• [YOUR TASK]:
Reproduce the records exactly.

++++ RECORDS PROVIDED

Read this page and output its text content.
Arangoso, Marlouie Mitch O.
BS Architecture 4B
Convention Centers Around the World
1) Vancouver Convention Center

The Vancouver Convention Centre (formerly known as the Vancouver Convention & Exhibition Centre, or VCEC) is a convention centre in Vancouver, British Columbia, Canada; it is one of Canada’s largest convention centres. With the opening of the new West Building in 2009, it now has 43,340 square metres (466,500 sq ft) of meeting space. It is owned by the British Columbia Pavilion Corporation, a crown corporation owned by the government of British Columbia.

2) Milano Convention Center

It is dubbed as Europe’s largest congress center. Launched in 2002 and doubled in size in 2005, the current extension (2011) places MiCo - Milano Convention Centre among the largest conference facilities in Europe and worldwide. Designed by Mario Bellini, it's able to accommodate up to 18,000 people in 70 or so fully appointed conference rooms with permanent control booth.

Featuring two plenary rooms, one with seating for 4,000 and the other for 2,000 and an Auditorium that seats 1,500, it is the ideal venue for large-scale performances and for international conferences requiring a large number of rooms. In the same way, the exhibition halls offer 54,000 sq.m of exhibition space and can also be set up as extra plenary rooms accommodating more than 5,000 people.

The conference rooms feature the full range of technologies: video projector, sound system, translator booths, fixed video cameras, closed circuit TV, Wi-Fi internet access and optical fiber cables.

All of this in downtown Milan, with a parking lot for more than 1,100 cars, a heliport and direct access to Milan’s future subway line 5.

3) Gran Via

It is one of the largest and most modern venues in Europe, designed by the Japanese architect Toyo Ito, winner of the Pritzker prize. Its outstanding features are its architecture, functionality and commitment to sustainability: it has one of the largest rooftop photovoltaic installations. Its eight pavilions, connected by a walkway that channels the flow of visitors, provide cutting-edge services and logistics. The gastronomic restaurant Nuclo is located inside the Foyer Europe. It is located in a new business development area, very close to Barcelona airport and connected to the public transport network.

++++++++

• [RESULT OF THIS TASK]:
Read this page and output its text content.
Arangoso, Marlouie Mitch O.
BS Architecture 4B
Convention Centers Around the World
1) Vancouver Convention Center

The Vancouver Convention Centre (formerly known as the Vancouver Convention & Exhibition Centre, or VCEC) is a convention centre in Vancouver, British Columbia, Canada; it is one of Canada’s largest convention centres. With the opening of the new West Building in 2009, it now has 43,340 square metres (466,500 sq ft) of meeting space. It is owned by the British Columbia Pavilion Corporation, a crown corporation owned by the government of British Columbia.

2) Milano Convention Center

It is dubbed as Europe’s largest congress center. Launched in 2002 and doubled in size in 2005, the current extension (2011) places MiCo - Milano Convention Centre among the largest conference facilities in Europe and worldwide. Designed by Mario Bellini, it's able to accommodate up to 18,000 people in 70 or so fully appointed conference rooms with permanent control booth.

Featuring two plenary rooms, one with seating for 4,000 and the other for 2,000 and an Auditorium that seats 1,500, it is the ideal venue for large-scale performances and for international conferences requiring a large number of rooms. In the same way, the exhibition halls offer 54,000 sq.m of exhibition space and can also be set up as extra plenary rooms accommodating more than 5,000 people.

The conference rooms feature the full range of technologies: video projector, sound system, translator booths, fixed video cameras, closed circuit TV, Wi-Fi internet access and optical fiber cables.

All of this in downtown Milan, with a parking lot for more than 1,100 cars, a heliport and direct access to Milan’s future subway line 5.

3) Gran Via

It is one of the largest and most modern venues in Europe, designed by the Japanese architect Toyo Ito, winner of the Pritzker prize. Its outstanding features are its architecture, functionality and commitment to sustainability: it has one of the largest rooftop photovoltaic installations. Its eight pavilions, connected by a walkway that channels the flow of visitors, provide cutting-edge services and logistics. The gastronomic restaurant Nuclo is located inside the Foyer Europe. It is located in a new business development area, very close to Barcelona airport and connected to the public transport network.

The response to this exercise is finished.